> Prompt
From the data that follows, copy every line holding the string "JSON".

> Records to process
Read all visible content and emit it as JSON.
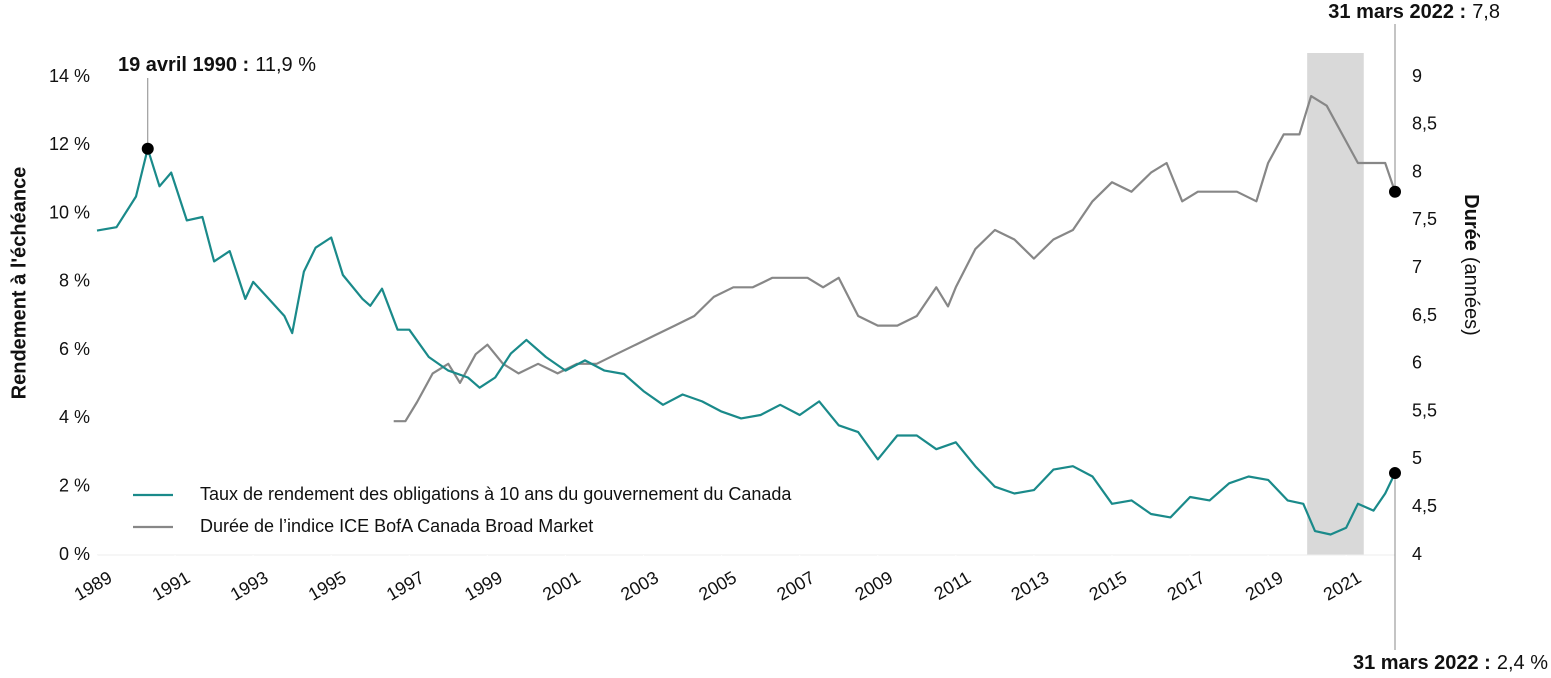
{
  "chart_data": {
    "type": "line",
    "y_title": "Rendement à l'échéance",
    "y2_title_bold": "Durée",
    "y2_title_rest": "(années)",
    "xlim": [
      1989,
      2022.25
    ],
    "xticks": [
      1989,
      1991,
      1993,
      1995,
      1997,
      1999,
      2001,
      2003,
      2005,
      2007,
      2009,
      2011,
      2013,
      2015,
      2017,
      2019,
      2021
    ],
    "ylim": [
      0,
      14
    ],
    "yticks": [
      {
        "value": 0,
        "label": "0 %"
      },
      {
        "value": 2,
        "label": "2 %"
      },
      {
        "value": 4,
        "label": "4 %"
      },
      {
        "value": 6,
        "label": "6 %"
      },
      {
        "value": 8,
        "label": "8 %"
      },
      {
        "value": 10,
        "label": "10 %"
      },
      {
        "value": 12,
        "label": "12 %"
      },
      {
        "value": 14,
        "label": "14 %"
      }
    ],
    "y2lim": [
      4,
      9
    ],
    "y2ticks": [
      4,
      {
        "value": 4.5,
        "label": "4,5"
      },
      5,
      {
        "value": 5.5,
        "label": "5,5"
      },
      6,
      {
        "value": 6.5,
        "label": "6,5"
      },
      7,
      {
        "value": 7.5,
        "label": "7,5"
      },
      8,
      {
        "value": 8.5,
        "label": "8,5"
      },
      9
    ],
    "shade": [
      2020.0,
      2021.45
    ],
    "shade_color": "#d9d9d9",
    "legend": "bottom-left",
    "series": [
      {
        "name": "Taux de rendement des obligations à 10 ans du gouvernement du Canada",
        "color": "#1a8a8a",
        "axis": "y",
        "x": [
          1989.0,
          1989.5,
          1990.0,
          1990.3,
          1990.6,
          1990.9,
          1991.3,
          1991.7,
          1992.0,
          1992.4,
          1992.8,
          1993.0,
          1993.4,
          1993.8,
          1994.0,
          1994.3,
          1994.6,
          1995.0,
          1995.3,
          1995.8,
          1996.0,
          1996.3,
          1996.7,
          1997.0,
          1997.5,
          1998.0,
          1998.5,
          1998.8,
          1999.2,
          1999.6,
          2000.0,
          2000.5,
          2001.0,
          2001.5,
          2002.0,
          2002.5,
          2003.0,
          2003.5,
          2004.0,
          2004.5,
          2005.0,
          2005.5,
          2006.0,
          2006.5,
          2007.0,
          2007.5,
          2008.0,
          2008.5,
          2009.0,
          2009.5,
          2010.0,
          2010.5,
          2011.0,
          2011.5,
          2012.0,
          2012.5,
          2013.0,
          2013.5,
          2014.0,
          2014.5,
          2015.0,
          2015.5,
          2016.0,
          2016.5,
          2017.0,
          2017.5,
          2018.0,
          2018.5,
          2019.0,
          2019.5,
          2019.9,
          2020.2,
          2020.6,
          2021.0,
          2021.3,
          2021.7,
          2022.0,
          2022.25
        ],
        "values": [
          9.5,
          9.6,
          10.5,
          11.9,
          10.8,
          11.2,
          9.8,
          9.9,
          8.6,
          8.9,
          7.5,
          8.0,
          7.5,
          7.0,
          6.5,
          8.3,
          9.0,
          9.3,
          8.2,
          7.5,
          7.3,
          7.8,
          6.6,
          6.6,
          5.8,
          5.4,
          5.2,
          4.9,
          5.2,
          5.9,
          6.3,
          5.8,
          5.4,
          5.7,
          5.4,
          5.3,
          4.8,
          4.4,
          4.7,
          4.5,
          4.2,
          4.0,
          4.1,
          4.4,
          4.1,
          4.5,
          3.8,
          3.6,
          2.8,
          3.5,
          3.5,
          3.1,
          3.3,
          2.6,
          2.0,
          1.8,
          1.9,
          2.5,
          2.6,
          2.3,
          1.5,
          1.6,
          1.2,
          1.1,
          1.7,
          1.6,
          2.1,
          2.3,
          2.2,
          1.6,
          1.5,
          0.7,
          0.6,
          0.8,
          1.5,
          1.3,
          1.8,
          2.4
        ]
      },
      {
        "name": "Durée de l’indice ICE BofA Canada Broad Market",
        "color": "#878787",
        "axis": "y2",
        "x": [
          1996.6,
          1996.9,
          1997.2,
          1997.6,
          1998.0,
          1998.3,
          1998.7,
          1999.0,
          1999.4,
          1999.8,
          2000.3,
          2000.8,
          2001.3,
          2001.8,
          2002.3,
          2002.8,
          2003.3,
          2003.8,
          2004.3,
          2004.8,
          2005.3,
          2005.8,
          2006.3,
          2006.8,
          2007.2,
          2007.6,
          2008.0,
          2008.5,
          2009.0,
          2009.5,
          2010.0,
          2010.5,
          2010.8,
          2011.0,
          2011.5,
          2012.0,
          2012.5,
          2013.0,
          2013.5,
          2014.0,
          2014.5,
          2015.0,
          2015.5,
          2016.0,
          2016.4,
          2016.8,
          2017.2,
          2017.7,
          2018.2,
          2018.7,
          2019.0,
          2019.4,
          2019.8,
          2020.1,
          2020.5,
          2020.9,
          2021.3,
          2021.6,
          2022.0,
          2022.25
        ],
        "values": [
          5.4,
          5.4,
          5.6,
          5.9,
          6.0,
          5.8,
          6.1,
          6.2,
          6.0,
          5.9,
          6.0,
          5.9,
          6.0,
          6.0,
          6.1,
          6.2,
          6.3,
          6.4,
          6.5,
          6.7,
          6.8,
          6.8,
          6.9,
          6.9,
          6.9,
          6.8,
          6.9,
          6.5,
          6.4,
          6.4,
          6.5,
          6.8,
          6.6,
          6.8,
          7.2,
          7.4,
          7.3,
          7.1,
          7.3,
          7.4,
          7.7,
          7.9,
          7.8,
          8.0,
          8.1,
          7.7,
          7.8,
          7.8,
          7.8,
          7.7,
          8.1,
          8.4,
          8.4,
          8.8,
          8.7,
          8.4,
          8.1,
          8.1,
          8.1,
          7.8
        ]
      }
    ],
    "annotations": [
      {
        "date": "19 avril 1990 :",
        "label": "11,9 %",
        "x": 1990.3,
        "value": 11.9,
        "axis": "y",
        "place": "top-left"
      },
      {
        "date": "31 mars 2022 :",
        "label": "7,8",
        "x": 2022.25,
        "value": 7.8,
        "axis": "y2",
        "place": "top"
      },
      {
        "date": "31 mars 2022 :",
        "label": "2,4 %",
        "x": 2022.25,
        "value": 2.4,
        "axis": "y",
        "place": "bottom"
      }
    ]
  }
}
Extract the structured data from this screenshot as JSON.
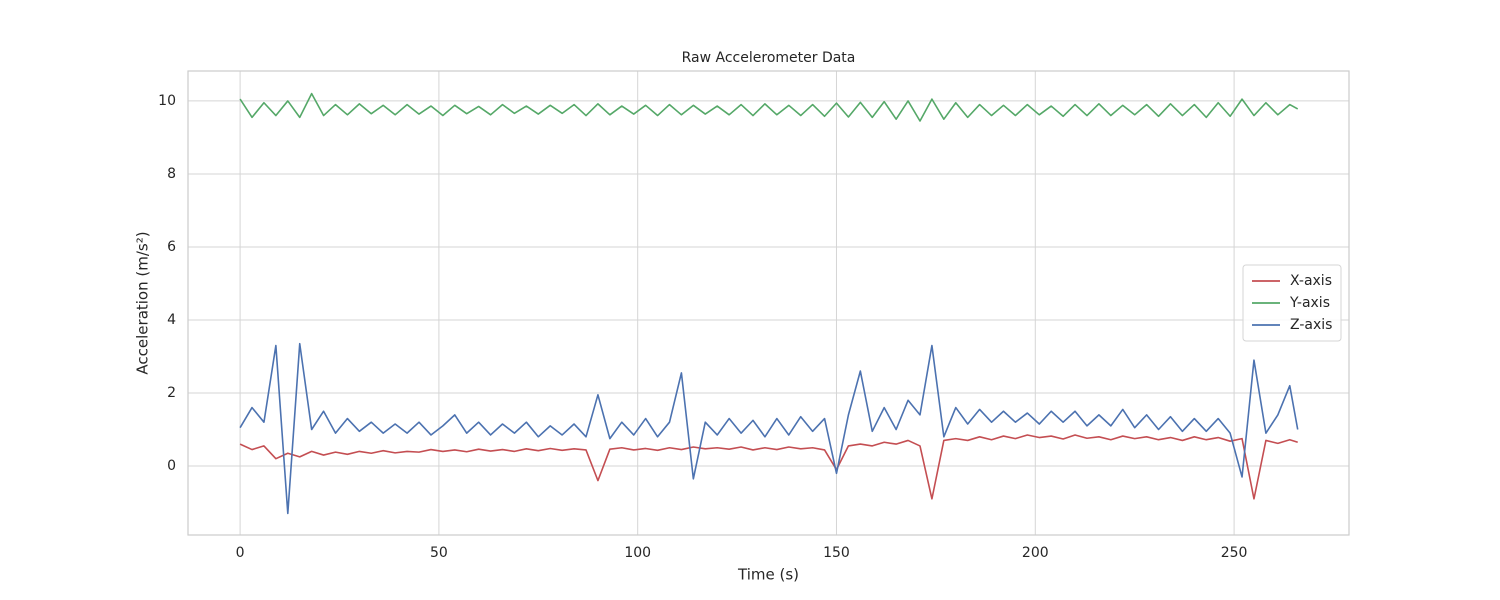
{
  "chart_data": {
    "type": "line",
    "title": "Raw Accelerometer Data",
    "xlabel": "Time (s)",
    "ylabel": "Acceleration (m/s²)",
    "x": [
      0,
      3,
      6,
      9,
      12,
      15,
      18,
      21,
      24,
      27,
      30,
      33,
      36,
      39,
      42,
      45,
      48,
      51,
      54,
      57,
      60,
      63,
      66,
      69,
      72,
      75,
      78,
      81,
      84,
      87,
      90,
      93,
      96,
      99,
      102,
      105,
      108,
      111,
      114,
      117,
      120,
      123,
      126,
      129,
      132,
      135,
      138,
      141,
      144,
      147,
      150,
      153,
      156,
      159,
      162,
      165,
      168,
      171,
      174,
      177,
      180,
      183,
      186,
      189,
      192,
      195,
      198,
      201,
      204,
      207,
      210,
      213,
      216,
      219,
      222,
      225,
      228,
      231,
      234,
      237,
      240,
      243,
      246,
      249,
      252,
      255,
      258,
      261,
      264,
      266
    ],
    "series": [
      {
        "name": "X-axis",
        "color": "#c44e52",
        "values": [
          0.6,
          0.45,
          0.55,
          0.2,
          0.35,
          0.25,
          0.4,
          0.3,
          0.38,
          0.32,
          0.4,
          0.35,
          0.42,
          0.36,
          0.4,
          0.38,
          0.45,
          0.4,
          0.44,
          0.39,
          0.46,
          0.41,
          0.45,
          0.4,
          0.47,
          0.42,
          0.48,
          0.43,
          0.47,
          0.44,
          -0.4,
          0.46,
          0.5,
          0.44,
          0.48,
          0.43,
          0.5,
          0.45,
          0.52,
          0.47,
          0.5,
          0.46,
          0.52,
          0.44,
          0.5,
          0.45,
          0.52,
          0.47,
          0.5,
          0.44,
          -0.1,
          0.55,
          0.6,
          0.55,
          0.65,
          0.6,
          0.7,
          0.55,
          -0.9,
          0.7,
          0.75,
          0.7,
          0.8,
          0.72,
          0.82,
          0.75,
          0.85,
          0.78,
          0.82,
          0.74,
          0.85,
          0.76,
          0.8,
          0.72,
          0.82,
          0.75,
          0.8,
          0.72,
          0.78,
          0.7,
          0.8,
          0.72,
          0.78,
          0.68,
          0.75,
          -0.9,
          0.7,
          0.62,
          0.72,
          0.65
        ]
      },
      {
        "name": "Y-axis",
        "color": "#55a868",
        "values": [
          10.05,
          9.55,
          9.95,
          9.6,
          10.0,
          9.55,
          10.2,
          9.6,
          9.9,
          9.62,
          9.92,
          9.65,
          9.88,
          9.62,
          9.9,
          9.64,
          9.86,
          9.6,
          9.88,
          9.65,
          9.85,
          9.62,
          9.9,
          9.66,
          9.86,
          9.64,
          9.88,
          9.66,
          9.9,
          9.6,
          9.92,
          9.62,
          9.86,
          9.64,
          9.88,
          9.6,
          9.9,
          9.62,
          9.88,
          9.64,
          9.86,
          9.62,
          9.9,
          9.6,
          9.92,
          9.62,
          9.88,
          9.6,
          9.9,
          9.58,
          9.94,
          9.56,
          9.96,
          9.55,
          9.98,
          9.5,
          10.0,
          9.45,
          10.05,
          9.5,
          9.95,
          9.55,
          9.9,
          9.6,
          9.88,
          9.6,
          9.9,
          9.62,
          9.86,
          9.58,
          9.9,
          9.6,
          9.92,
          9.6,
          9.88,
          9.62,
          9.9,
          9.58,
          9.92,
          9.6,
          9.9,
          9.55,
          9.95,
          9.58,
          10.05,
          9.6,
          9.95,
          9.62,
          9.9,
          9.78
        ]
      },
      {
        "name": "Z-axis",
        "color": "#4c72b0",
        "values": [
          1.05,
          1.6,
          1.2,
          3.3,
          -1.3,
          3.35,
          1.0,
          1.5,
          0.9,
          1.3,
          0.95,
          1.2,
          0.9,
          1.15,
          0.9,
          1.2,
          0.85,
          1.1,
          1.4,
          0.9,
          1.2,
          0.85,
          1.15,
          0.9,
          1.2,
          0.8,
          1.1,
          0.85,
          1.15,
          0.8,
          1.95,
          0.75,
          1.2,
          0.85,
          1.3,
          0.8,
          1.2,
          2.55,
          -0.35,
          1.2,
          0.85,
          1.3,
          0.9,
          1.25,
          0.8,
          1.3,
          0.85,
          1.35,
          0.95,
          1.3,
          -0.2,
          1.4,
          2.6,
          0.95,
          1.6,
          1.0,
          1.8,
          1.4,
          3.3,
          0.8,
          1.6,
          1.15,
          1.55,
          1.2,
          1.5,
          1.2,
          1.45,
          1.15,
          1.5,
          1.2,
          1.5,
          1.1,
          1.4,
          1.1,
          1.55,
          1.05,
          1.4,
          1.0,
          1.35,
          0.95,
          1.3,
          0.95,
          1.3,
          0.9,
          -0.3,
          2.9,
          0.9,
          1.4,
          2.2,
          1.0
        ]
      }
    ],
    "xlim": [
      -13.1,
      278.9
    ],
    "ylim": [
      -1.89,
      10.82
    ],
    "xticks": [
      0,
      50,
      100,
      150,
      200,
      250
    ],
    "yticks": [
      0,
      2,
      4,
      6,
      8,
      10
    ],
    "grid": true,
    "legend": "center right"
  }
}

> Response to the exercise
Read all visible content and emit it as JSON.
Extract the structured data from this screenshot as JSON.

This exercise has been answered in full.